> _EXERCISE AIM_
Please say how many lines of the listing hold "register", with no other words in the answer.

> _ITEMS_
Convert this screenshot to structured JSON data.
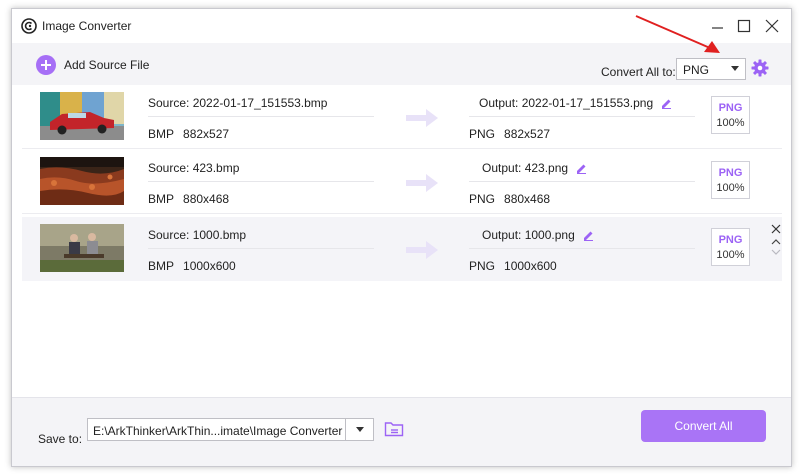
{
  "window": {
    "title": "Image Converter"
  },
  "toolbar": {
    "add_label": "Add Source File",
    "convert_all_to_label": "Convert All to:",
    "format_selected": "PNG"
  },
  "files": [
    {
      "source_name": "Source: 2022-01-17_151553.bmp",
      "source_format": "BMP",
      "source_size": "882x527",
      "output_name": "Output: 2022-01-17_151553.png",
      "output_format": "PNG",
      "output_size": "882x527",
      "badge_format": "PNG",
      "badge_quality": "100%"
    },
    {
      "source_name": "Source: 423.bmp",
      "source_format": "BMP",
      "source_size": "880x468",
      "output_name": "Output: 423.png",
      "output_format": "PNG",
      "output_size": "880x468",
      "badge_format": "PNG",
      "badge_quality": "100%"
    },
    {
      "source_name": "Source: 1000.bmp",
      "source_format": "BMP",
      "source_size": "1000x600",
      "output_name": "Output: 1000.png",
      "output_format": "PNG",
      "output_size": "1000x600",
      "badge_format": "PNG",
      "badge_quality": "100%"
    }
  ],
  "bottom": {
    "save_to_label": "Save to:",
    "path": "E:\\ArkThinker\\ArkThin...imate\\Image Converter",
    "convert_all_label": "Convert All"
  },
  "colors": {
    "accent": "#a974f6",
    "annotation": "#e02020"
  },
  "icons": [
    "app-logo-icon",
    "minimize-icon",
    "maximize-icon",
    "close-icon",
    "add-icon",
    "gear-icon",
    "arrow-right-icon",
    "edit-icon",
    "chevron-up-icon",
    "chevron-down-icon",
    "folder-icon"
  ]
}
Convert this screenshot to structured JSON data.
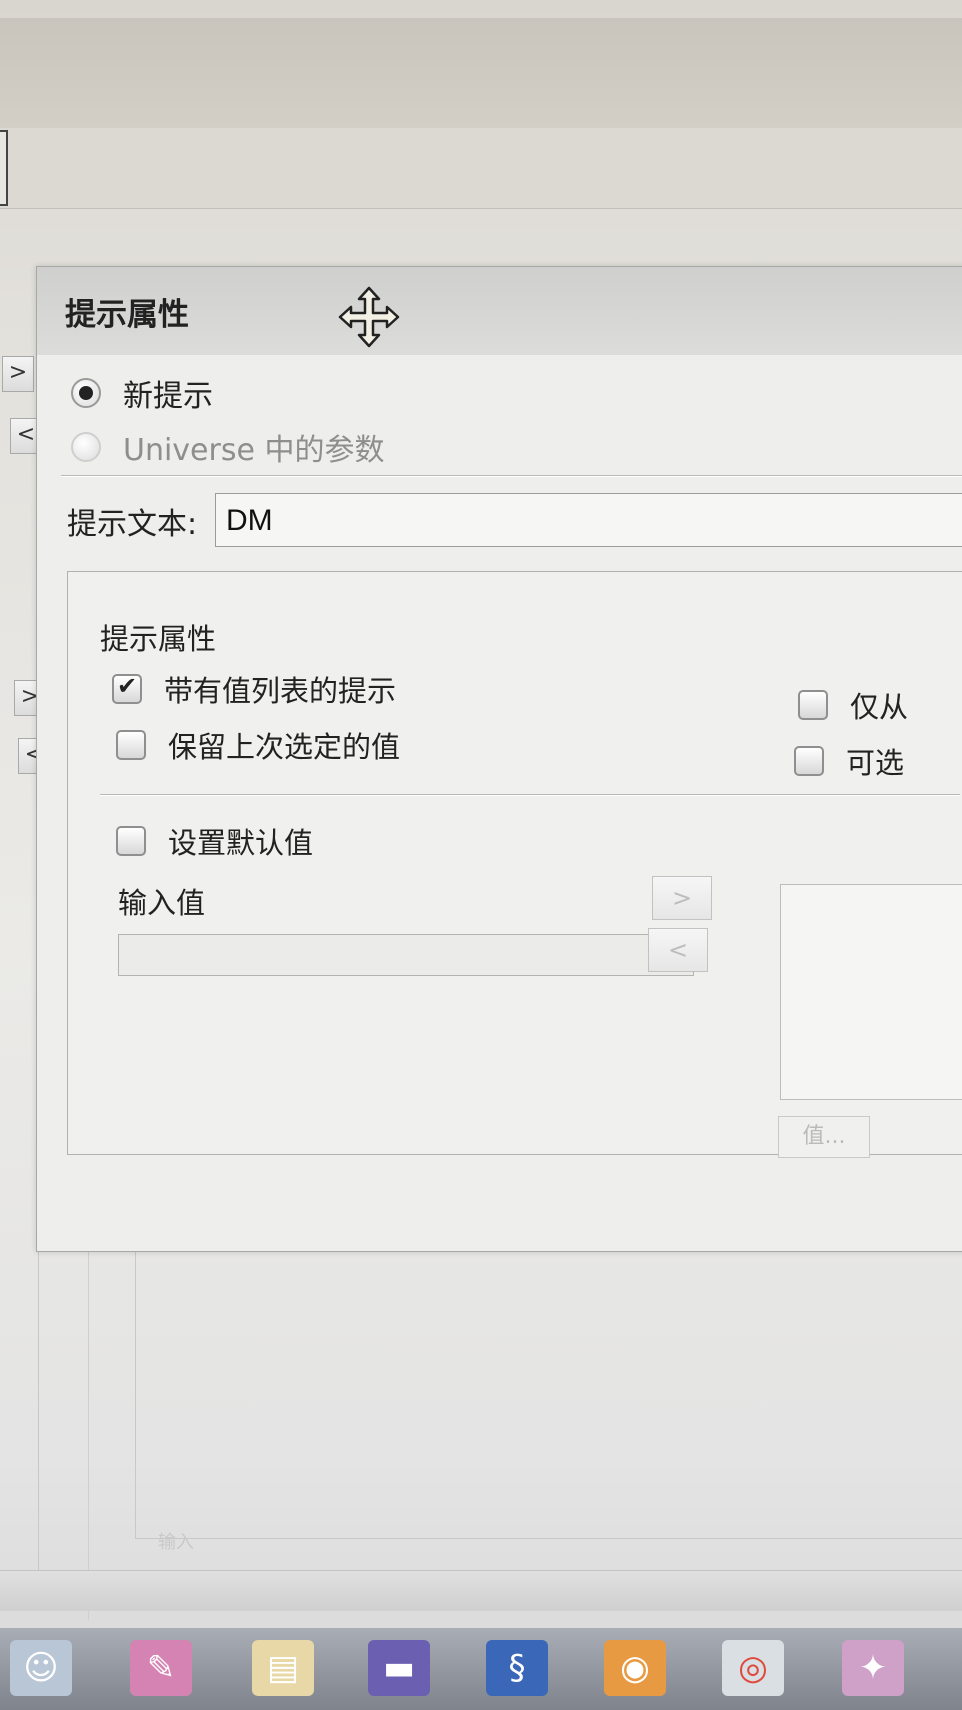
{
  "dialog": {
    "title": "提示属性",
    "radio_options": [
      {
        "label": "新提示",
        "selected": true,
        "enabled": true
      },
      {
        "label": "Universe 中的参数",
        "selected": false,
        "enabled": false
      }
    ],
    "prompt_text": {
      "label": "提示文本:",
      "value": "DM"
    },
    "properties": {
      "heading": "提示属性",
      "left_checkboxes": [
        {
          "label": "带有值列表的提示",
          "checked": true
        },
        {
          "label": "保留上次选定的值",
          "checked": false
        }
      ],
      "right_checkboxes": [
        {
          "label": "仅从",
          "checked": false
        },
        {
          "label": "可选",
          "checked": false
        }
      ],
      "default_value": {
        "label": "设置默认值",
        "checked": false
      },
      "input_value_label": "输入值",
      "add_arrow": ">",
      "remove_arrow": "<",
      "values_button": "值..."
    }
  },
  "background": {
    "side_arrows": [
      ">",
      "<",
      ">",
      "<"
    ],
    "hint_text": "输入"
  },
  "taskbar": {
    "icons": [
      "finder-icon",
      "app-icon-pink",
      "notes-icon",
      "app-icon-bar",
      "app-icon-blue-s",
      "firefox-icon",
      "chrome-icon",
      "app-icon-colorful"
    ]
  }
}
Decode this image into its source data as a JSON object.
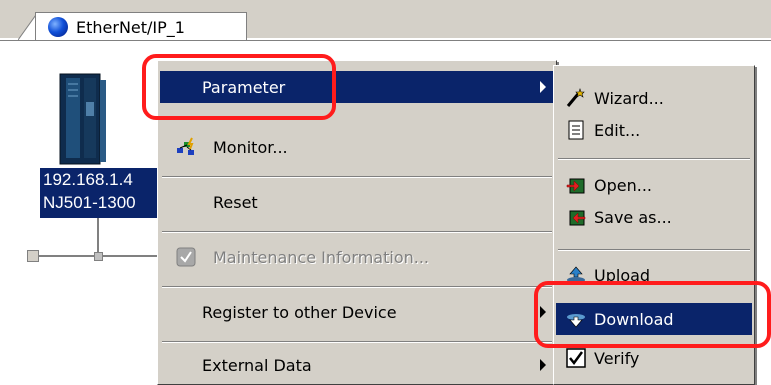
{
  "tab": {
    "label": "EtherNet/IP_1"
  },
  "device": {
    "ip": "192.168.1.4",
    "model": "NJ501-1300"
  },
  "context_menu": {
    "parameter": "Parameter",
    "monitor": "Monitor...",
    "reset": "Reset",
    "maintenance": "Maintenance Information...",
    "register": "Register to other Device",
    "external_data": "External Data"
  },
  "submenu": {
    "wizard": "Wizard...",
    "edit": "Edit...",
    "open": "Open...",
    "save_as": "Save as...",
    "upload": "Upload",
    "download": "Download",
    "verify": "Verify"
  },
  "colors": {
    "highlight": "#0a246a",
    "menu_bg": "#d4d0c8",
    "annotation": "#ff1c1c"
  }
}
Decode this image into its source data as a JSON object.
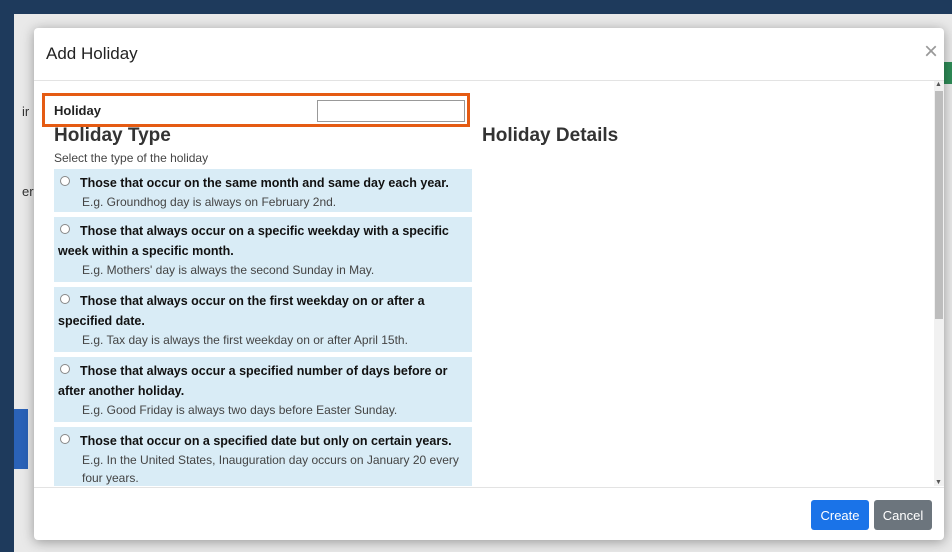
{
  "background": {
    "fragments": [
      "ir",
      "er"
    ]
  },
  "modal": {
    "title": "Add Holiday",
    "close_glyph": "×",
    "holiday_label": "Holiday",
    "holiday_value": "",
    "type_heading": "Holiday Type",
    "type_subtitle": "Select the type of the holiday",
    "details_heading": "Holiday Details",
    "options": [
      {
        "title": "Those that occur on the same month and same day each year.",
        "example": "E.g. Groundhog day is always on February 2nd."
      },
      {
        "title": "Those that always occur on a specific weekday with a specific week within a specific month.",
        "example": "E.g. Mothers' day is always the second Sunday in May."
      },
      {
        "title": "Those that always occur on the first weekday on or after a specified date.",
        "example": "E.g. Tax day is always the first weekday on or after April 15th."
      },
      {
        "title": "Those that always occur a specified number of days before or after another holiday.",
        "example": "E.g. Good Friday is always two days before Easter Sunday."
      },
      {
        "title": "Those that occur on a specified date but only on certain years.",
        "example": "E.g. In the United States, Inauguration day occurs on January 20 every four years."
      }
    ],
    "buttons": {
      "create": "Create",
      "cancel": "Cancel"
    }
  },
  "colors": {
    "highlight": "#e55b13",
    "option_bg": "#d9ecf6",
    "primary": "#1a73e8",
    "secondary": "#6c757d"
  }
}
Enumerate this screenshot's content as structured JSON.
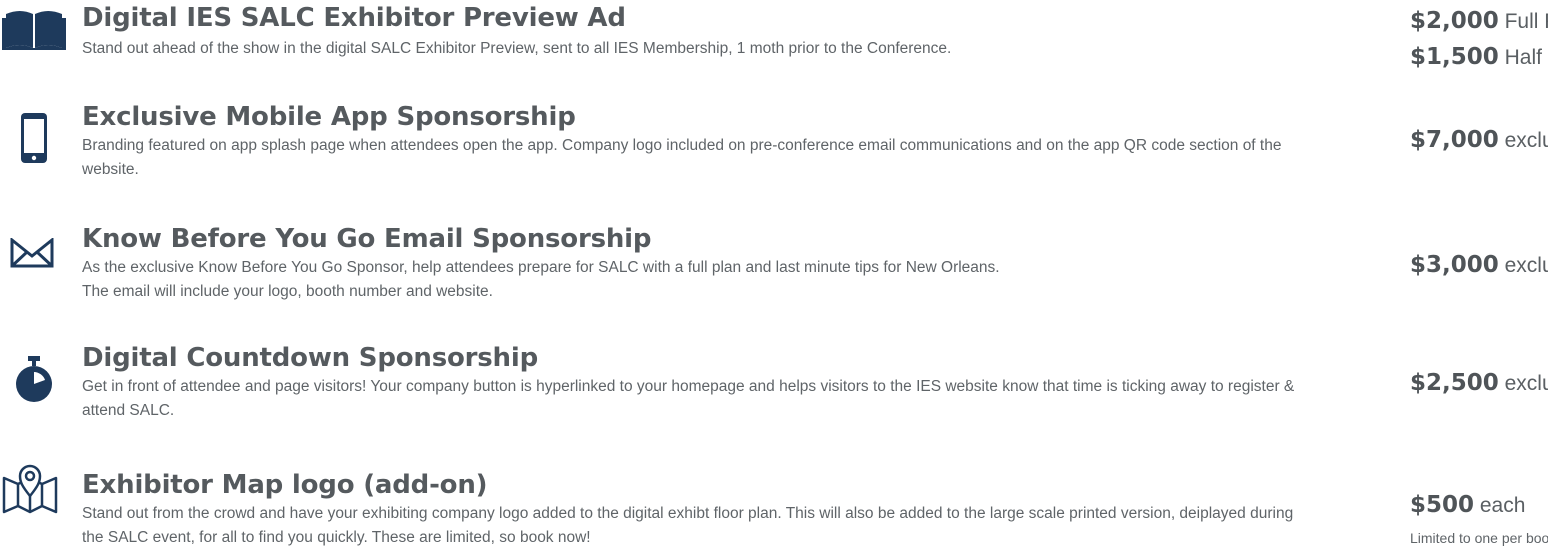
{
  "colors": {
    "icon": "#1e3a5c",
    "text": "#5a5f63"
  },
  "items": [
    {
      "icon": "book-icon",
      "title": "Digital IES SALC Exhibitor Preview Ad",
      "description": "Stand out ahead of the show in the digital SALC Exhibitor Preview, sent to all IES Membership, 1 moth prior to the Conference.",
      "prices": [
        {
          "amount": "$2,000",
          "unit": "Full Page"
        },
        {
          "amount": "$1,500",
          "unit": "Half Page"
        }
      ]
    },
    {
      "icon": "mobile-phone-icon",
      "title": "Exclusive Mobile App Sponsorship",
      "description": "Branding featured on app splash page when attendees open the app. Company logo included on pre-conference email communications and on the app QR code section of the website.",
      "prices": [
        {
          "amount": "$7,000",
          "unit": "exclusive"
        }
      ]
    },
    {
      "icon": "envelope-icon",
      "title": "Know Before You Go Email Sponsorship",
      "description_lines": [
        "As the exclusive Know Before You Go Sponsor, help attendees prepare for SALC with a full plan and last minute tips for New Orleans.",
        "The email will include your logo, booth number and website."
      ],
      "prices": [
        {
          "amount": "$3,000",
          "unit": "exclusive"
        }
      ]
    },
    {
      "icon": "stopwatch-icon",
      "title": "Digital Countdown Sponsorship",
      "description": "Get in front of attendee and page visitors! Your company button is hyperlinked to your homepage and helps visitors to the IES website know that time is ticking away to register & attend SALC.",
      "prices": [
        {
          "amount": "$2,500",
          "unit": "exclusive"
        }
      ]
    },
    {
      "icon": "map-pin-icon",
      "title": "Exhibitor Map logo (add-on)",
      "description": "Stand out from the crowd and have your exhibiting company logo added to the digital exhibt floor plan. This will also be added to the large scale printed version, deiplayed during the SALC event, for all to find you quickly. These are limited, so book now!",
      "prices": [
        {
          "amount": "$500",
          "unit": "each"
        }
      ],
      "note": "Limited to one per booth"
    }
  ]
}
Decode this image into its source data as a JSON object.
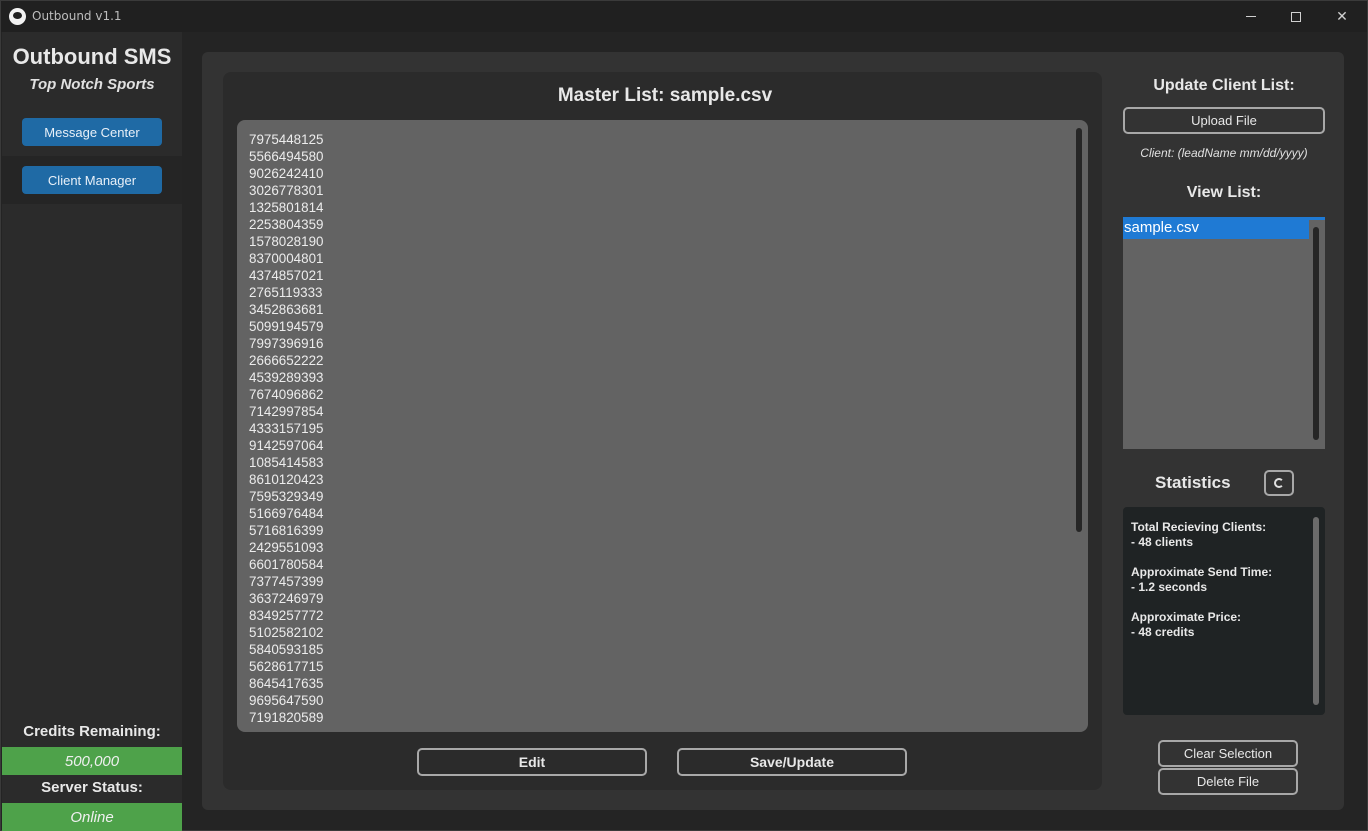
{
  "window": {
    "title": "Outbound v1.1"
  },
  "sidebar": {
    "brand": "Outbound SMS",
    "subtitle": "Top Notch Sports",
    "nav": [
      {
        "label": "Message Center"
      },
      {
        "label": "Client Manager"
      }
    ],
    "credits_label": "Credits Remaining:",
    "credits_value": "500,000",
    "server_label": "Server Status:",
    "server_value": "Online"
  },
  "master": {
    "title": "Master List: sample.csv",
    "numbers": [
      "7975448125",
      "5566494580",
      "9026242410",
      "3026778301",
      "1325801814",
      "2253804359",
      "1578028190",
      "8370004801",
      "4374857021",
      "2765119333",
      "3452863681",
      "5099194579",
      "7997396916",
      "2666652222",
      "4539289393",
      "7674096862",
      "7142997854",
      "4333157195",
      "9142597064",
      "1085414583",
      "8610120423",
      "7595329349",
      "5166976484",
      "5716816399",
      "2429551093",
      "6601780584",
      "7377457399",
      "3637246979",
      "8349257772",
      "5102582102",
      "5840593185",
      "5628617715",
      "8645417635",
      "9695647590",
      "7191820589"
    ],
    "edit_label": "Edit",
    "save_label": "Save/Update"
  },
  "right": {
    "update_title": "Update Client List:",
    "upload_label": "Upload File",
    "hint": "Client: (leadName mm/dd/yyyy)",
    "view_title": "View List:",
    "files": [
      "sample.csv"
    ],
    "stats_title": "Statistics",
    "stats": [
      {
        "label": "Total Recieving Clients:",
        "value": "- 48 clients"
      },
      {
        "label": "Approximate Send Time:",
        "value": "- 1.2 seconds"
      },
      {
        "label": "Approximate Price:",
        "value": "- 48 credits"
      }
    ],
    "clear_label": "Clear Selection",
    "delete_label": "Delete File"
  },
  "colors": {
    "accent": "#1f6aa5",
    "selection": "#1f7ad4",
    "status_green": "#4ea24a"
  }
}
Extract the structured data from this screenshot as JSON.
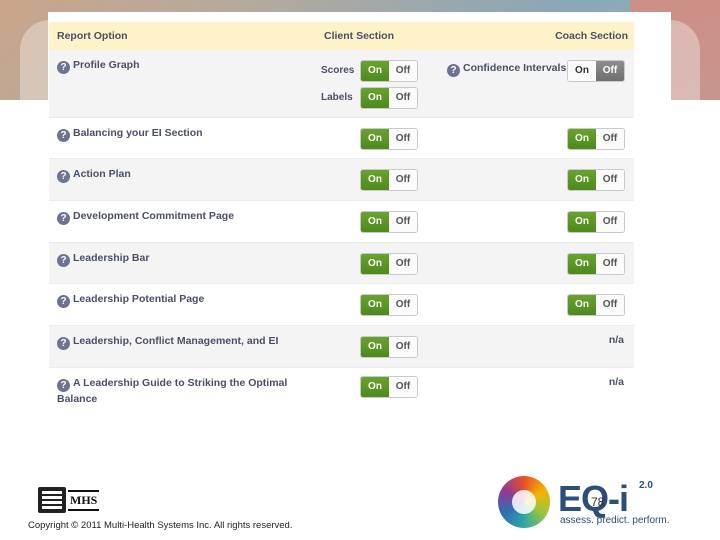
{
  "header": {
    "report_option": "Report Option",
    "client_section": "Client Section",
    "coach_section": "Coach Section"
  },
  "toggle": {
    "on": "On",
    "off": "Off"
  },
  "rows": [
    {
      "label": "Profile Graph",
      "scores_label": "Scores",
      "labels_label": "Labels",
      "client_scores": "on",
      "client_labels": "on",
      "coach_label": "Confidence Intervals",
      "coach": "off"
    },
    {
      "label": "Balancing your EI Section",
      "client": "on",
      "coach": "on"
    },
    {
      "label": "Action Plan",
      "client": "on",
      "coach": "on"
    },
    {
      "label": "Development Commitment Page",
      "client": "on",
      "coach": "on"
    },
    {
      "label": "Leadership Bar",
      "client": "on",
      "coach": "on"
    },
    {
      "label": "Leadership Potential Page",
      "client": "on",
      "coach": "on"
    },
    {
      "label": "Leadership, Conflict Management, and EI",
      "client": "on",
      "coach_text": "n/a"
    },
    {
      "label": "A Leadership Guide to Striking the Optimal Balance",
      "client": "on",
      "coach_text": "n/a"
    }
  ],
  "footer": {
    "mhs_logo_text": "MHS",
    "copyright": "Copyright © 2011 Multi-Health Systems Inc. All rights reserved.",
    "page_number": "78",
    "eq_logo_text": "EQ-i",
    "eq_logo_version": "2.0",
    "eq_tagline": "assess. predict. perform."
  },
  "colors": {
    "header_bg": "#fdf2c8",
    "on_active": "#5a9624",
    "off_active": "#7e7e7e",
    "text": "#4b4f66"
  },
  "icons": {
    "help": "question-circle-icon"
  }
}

> _FINAL RESULT_
2